| GIVEN EXERCISE |
Report how many lines contain "Precision". Give the number and nothing else.
>> begin EXTRACTED INFORMATION
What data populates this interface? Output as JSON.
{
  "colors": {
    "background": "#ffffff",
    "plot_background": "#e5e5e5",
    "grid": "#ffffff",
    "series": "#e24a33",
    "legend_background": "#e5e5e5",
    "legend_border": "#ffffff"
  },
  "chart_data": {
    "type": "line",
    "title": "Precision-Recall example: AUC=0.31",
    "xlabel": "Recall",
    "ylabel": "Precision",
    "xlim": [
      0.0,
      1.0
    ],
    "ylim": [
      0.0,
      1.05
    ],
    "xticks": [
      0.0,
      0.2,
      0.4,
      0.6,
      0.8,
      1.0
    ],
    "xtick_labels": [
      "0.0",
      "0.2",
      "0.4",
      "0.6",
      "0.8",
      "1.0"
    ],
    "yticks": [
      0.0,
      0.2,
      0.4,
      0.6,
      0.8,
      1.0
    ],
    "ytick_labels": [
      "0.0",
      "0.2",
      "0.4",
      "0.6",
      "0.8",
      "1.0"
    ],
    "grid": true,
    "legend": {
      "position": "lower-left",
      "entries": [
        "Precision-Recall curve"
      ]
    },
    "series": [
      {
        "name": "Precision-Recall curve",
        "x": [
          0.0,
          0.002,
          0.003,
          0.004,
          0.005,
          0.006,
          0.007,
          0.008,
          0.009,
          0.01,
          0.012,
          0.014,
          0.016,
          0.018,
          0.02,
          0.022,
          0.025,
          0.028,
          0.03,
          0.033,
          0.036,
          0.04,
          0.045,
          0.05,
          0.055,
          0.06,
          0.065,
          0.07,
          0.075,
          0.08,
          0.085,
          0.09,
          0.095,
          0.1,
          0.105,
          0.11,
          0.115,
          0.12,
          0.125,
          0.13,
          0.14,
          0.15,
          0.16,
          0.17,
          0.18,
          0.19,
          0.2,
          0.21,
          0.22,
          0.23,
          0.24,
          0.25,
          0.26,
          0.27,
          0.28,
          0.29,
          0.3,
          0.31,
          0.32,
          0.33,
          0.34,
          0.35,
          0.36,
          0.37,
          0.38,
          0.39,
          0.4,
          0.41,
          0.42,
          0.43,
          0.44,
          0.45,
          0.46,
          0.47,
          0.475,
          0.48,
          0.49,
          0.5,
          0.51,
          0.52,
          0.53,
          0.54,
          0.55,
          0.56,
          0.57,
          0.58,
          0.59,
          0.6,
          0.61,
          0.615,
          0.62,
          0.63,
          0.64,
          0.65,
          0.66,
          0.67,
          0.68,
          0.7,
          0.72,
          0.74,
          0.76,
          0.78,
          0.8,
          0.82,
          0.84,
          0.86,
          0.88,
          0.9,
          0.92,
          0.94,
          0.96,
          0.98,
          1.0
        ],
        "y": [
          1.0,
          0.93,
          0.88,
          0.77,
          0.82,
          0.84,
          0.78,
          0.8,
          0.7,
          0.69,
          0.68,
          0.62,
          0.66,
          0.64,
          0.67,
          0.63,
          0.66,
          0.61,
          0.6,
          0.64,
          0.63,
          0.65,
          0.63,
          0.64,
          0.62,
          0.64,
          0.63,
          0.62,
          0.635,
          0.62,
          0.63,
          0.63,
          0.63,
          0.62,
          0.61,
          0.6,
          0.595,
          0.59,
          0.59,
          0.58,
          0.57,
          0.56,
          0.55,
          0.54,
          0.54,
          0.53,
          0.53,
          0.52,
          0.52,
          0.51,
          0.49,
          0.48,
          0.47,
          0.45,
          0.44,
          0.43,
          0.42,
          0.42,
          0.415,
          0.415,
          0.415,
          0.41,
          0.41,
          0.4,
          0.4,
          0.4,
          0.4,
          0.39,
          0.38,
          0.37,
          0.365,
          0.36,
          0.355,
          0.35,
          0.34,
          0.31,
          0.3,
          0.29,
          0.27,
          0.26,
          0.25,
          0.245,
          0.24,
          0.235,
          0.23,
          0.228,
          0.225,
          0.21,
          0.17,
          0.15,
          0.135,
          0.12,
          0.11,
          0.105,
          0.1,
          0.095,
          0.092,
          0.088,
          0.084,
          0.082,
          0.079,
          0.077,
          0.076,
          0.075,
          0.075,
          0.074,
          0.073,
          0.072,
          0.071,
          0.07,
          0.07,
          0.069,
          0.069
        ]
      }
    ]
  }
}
>> end EXTRACTED INFORMATION
| ANSWER TO THIS TASK |
4